● What you are asked to do
Please copy out every one of the rows below word for word, omitting the pictures.

[Stored data entries]
•••••

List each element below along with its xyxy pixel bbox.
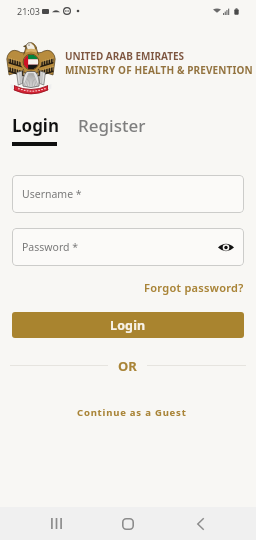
staticText: Forgot password? bbox=[144, 280, 244, 295]
staticText: Username * bbox=[22, 187, 82, 201]
button[interactable]: Login bbox=[12, 114, 60, 137]
staticText: MINISTRY OF HEALTH & PREVENTION bbox=[65, 63, 253, 77]
staticText: OR bbox=[118, 357, 137, 375]
button[interactable]: Forgot password? bbox=[144, 280, 256, 295]
staticText: 21:03 bbox=[17, 5, 41, 17]
button[interactable]: Register bbox=[78, 114, 146, 137]
button[interactable]: Back bbox=[178, 507, 222, 540]
staticText: Login bbox=[110, 317, 146, 334]
button[interactable]: Home bbox=[106, 507, 150, 540]
staticText: UNITED ARAB EMIRATES bbox=[65, 49, 185, 63]
button[interactable]: Password * bbox=[12, 228, 244, 266]
button[interactable]: Recent apps bbox=[34, 507, 78, 540]
staticText: Continue as a Guest bbox=[77, 406, 187, 418]
staticText: Register bbox=[78, 114, 146, 137]
button[interactable]: Show password bbox=[216, 237, 236, 257]
button[interactable]: Continue as a Guest bbox=[73, 402, 191, 422]
staticText: Password * bbox=[22, 240, 79, 254]
button[interactable]: Username * bbox=[12, 175, 244, 213]
button[interactable]: Login bbox=[12, 312, 244, 338]
staticText: Login bbox=[12, 114, 60, 137]
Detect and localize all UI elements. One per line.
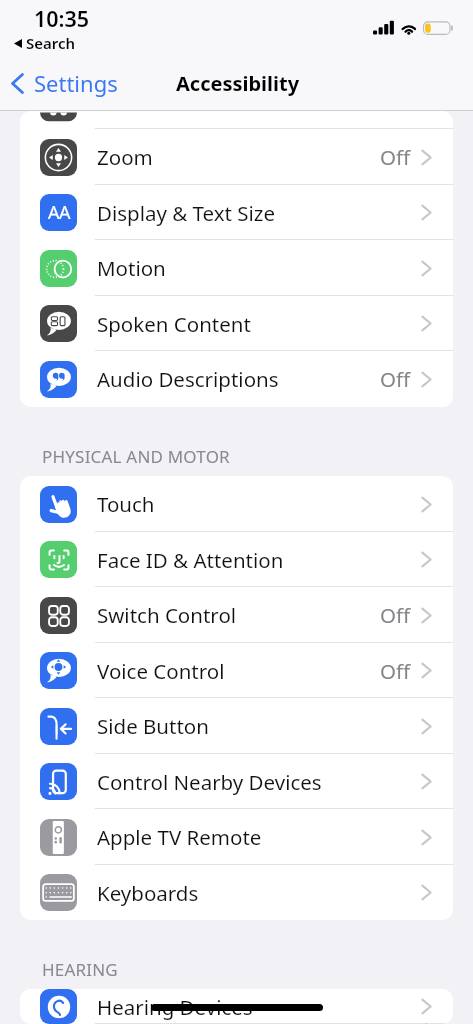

•••••

● Solved problem
List each element below along with its xyxy pixel bbox.
staticText: Forgot password? bbox=[144, 280, 244, 295]
staticText: Username * bbox=[22, 187, 82, 201]
button[interactable]: Login bbox=[12, 114, 60, 137]
staticText: MINISTRY OF HEALTH & PREVENTION bbox=[65, 63, 253, 77]
staticText: OR bbox=[118, 357, 137, 375]
button[interactable]: Forgot password? bbox=[144, 280, 256, 295]
staticText: 21:03 bbox=[17, 5, 41, 17]
button[interactable]: Register bbox=[78, 114, 146, 137]
button[interactable]: Back bbox=[178, 507, 222, 540]
staticText: Login bbox=[110, 317, 146, 334]
button[interactable]: Home bbox=[106, 507, 150, 540]
staticText: UNITED ARAB EMIRATES bbox=[65, 49, 185, 63]
button[interactable]: Password * bbox=[12, 228, 244, 266]
button[interactable]: Recent apps bbox=[34, 507, 78, 540]
staticText: Continue as a Guest bbox=[77, 406, 187, 418]
staticText: Register bbox=[78, 114, 146, 137]
button[interactable]: Show password bbox=[216, 237, 236, 257]
button[interactable]: Continue as a Guest bbox=[73, 402, 191, 422]
staticText: Password * bbox=[22, 240, 79, 254]
button[interactable]: Username * bbox=[12, 175, 244, 213]
button[interactable]: Login bbox=[12, 312, 244, 338]
staticText: Login bbox=[12, 114, 60, 137]
Detect and localize all UI elements. One per line.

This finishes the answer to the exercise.